| Data entries |
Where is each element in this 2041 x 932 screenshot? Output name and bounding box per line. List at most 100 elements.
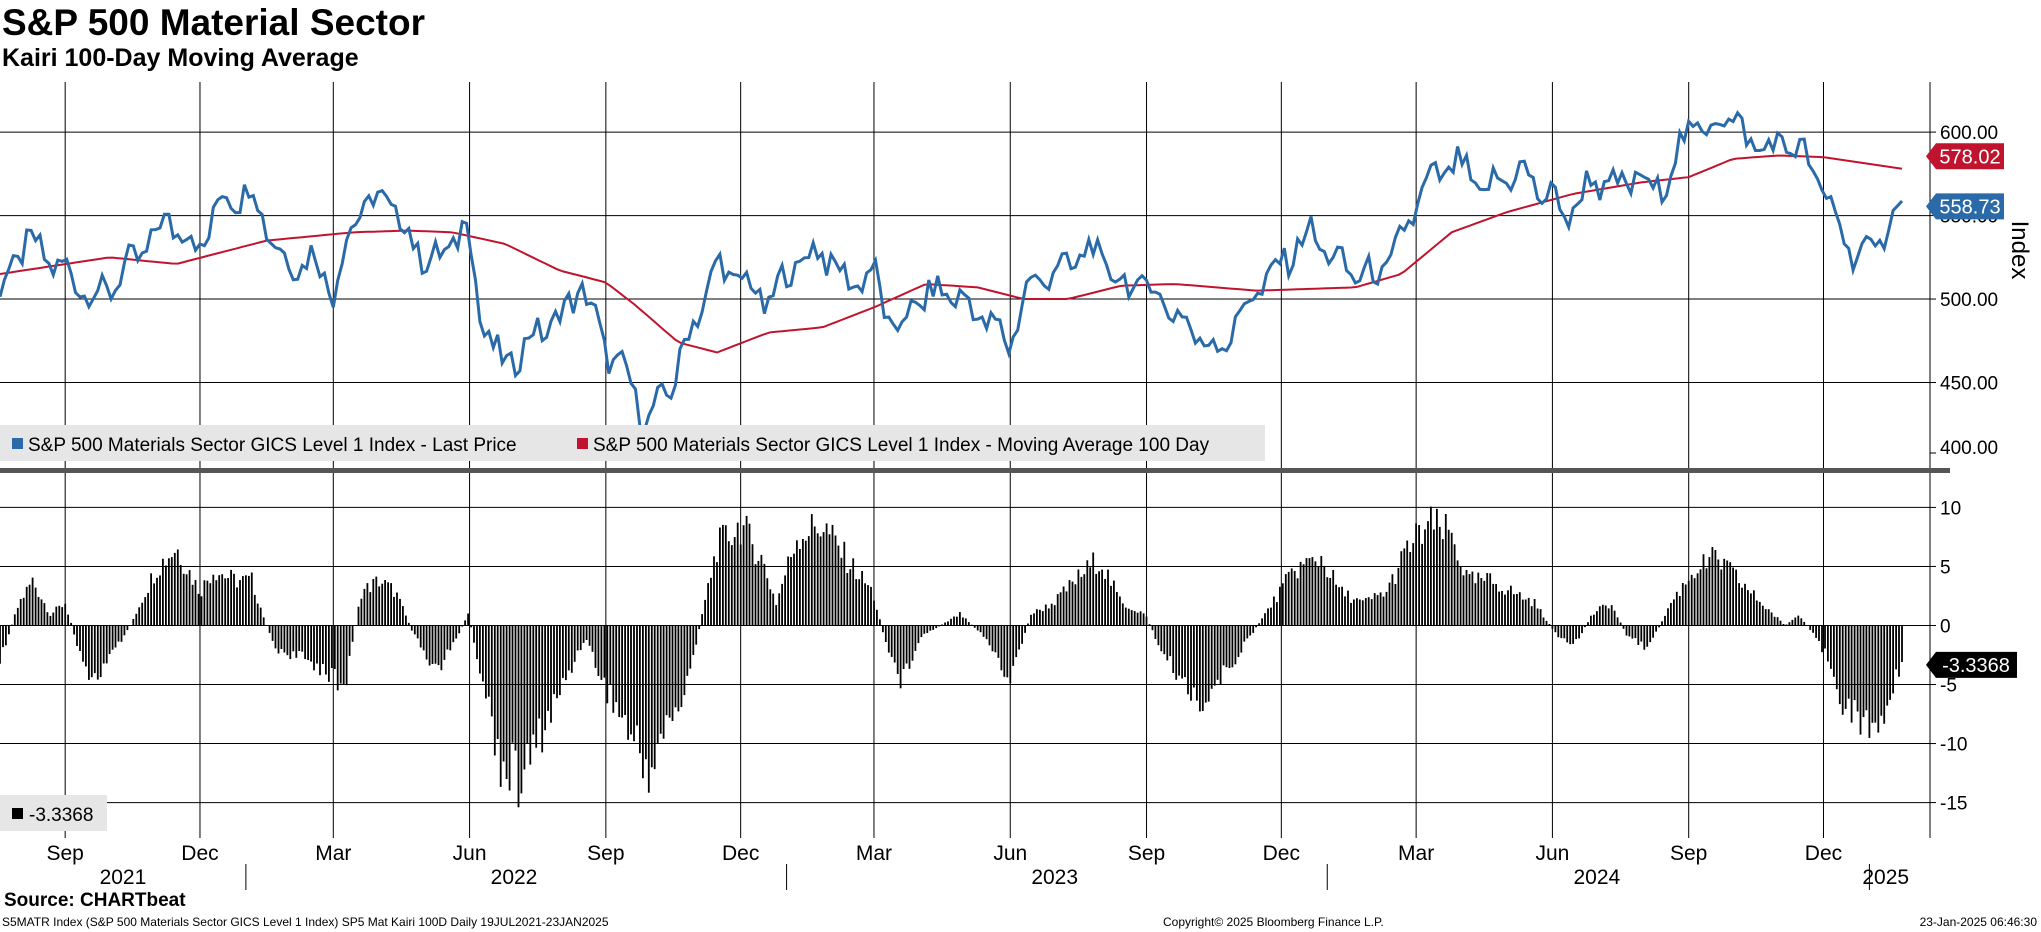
kairi-bar [1521, 599, 1524, 626]
kairi-bar [452, 625, 455, 643]
kairi-bar [1329, 578, 1332, 626]
kairi-bar [1797, 615, 1800, 626]
kairi-bar [1738, 583, 1740, 626]
kairi-bar [1287, 571, 1290, 626]
kairi-bar [650, 625, 653, 768]
kairi-bar [301, 625, 304, 652]
kairi-bar [1136, 612, 1139, 626]
kairi-bar [653, 625, 656, 770]
kairi-bar [819, 536, 822, 626]
kairi-bar [523, 625, 526, 770]
kairi-bar [1039, 609, 1041, 626]
kairi-bar [751, 544, 754, 626]
kairi-bar [49, 615, 52, 626]
kairi-bar [224, 578, 227, 626]
kairi-bar [1199, 625, 1201, 712]
kairi-bar [168, 558, 170, 626]
kairi-bar [1868, 625, 1871, 738]
kairi-bar [40, 599, 43, 626]
kairi-bar [1465, 570, 1468, 626]
kairi-bar [1539, 609, 1542, 626]
kairi-bar [1809, 625, 1812, 630]
kairi-bar [719, 527, 721, 626]
kairi-bar [698, 625, 701, 630]
kairi-bar [1252, 625, 1255, 633]
kairi-bar [1578, 625, 1580, 639]
kairi-bar [1510, 585, 1512, 626]
x-month-label: Mar [1398, 842, 1434, 865]
kairi-bar [1486, 573, 1489, 626]
kairi-bar [126, 625, 129, 631]
kairi-bar [1009, 625, 1012, 684]
kairi-bar [1613, 610, 1616, 626]
kairi-bar [162, 558, 164, 626]
kairi-bar [1409, 552, 1412, 626]
kairi-bar [1862, 625, 1865, 718]
kairi-bar [1012, 625, 1015, 666]
kairi-bar [1616, 617, 1619, 626]
kairi-bar [1353, 599, 1355, 626]
kairi-bar [1462, 575, 1465, 626]
kairi-bar [434, 625, 437, 664]
kairi-bar [567, 625, 570, 671]
kairi-bar [1815, 625, 1817, 638]
kairi-bar [1311, 557, 1314, 626]
kairi-bar [541, 625, 544, 753]
kairi-bar [1518, 592, 1521, 626]
kairi-bar [1382, 596, 1385, 626]
kairi-bar [1148, 624, 1151, 626]
kairi-bar [1492, 583, 1495, 626]
kairi-bar [1347, 590, 1349, 626]
kairi-bar [440, 625, 443, 671]
kairi-bar [1877, 625, 1880, 733]
kairi-bar [1554, 625, 1557, 633]
kairi-bar [1219, 625, 1222, 685]
kairi-bar [138, 607, 141, 626]
kairi-bar [123, 625, 126, 636]
kairi-bar [1421, 543, 1423, 626]
kairi-bar [482, 625, 484, 682]
kairi-bar [902, 625, 905, 669]
kairi-bar [1092, 552, 1095, 626]
kairi-bar [724, 525, 727, 626]
kairi-bar [1201, 625, 1204, 711]
kairi-bar [1284, 574, 1287, 626]
kairi-bar [1744, 583, 1746, 626]
kairi-bar [1889, 625, 1891, 700]
kairi-bar [345, 625, 348, 686]
kairi-bar [1323, 565, 1326, 626]
kairi-bar [1696, 573, 1699, 626]
kairi-bar [1184, 625, 1186, 678]
kairi-bar [1773, 616, 1776, 626]
kairi-tick-label: 10 [1940, 498, 1961, 519]
kairi-bar [25, 586, 28, 626]
kairi-bar [1193, 625, 1195, 688]
kairi-bar [1785, 624, 1788, 626]
legend-label-ma: S&P 500 Materials Sector GICS Level 1 In… [593, 435, 1210, 456]
kairi-bar [562, 625, 564, 678]
kairi-bar [1056, 594, 1059, 626]
kairi-bar [1741, 587, 1743, 626]
kairi-bar [858, 579, 861, 626]
kairi-bar [1838, 625, 1841, 705]
kairi-bar [1024, 625, 1026, 633]
kairi-bar [781, 583, 783, 626]
kairi-bar [840, 557, 843, 626]
kairi-bar [1530, 606, 1533, 626]
kairi-bar [1190, 625, 1192, 701]
kairi-bar [70, 622, 72, 626]
kairi-bar [831, 524, 834, 626]
kairi-bar [1631, 625, 1634, 639]
kairi-bar [73, 625, 75, 635]
kairi-bar [588, 625, 591, 646]
kairi-bar [1720, 569, 1723, 626]
kairi-bar [828, 534, 831, 626]
kairi-bar [807, 536, 810, 626]
kairi-bar [1566, 625, 1569, 643]
kairi-bar [1166, 625, 1169, 661]
kairi-bar [941, 624, 943, 626]
kairi-bar [1770, 612, 1773, 626]
kairi-bar [1053, 605, 1056, 626]
kairi-bar [363, 588, 366, 626]
kairi-bar [105, 625, 108, 664]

| Goal of the exercise |
Return all of the lines above unchanged, leaving out the picture.

| Worked solution |
Where is each element in this 2041 x 932 screenshot? Output name and bounding box per line. List at most 100 elements.
kairi-bar [1521, 599, 1524, 626]
kairi-bar [452, 625, 455, 643]
kairi-bar [1329, 578, 1332, 626]
kairi-bar [1797, 615, 1800, 626]
kairi-bar [1738, 583, 1740, 626]
kairi-bar [1287, 571, 1290, 626]
kairi-bar [650, 625, 653, 768]
kairi-bar [301, 625, 304, 652]
kairi-bar [1136, 612, 1139, 626]
kairi-bar [653, 625, 656, 770]
kairi-bar [819, 536, 822, 626]
kairi-bar [523, 625, 526, 770]
kairi-bar [1039, 609, 1041, 626]
kairi-bar [751, 544, 754, 626]
kairi-bar [49, 615, 52, 626]
kairi-bar [224, 578, 227, 626]
kairi-bar [1199, 625, 1201, 712]
kairi-bar [168, 558, 170, 626]
kairi-bar [1868, 625, 1871, 738]
kairi-bar [40, 599, 43, 626]
kairi-bar [1465, 570, 1468, 626]
kairi-bar [1539, 609, 1542, 626]
kairi-bar [1809, 625, 1812, 630]
kairi-bar [719, 527, 721, 626]
kairi-bar [698, 625, 701, 630]
kairi-bar [1252, 625, 1255, 633]
kairi-bar [1578, 625, 1580, 639]
kairi-bar [1510, 585, 1512, 626]
x-month-label: Mar [1398, 842, 1434, 865]
kairi-bar [1486, 573, 1489, 626]
kairi-bar [126, 625, 129, 631]
kairi-bar [1009, 625, 1012, 684]
kairi-bar [1613, 610, 1616, 626]
kairi-bar [162, 558, 164, 626]
kairi-bar [1409, 552, 1412, 626]
kairi-bar [1862, 625, 1865, 718]
kairi-bar [1012, 625, 1015, 666]
kairi-bar [1616, 617, 1619, 626]
kairi-bar [1353, 599, 1355, 626]
kairi-bar [1462, 575, 1465, 626]
kairi-bar [434, 625, 437, 664]
kairi-bar [567, 625, 570, 671]
kairi-bar [1815, 625, 1817, 638]
kairi-bar [1311, 557, 1314, 626]
kairi-bar [541, 625, 544, 753]
kairi-bar [1518, 592, 1521, 626]
kairi-bar [1382, 596, 1385, 626]
kairi-bar [1148, 624, 1151, 626]
kairi-bar [1492, 583, 1495, 626]
kairi-bar [1347, 590, 1349, 626]
kairi-bar [440, 625, 443, 671]
kairi-bar [1877, 625, 1880, 733]
kairi-bar [1554, 625, 1557, 633]
kairi-bar [1219, 625, 1222, 685]
kairi-bar [138, 607, 141, 626]
kairi-bar [123, 625, 126, 636]
kairi-bar [1421, 543, 1423, 626]
kairi-bar [482, 625, 484, 682]
kairi-bar [902, 625, 905, 669]
kairi-bar [1092, 552, 1095, 626]
kairi-bar [724, 525, 727, 626]
kairi-bar [1201, 625, 1204, 711]
kairi-bar [1284, 574, 1287, 626]
kairi-bar [1744, 583, 1746, 626]
kairi-bar [1889, 625, 1891, 700]
kairi-bar [345, 625, 348, 686]
kairi-bar [1323, 565, 1326, 626]
kairi-bar [1696, 573, 1699, 626]
kairi-bar [1184, 625, 1186, 678]
kairi-bar [1773, 616, 1776, 626]
kairi-tick-label: 10 [1940, 498, 1961, 519]
kairi-bar [25, 586, 28, 626]
kairi-bar [1193, 625, 1195, 688]
kairi-bar [1785, 624, 1788, 626]
legend-label-ma: S&P 500 Materials Sector GICS Level 1 In… [593, 435, 1210, 456]
kairi-bar [562, 625, 564, 678]
kairi-bar [1056, 594, 1059, 626]
kairi-bar [1741, 587, 1743, 626]
kairi-bar [858, 579, 861, 626]
kairi-bar [1838, 625, 1841, 705]
kairi-bar [1024, 625, 1026, 633]
kairi-bar [781, 583, 783, 626]
kairi-bar [840, 557, 843, 626]
kairi-bar [1530, 606, 1533, 626]
kairi-bar [1190, 625, 1192, 701]
kairi-bar [70, 622, 72, 626]
kairi-bar [831, 524, 834, 626]
kairi-bar [1631, 625, 1634, 639]
kairi-bar [73, 625, 75, 635]
kairi-bar [588, 625, 591, 646]
kairi-bar [1720, 569, 1723, 626]
kairi-bar [828, 534, 831, 626]
kairi-bar [807, 536, 810, 626]
kairi-bar [1566, 625, 1569, 643]
kairi-bar [1166, 625, 1169, 661]
kairi-bar [941, 624, 943, 626]
kairi-bar [1770, 612, 1773, 626]
kairi-bar [1053, 605, 1056, 626]
kairi-bar [363, 588, 366, 626]
kairi-bar [105, 625, 108, 664]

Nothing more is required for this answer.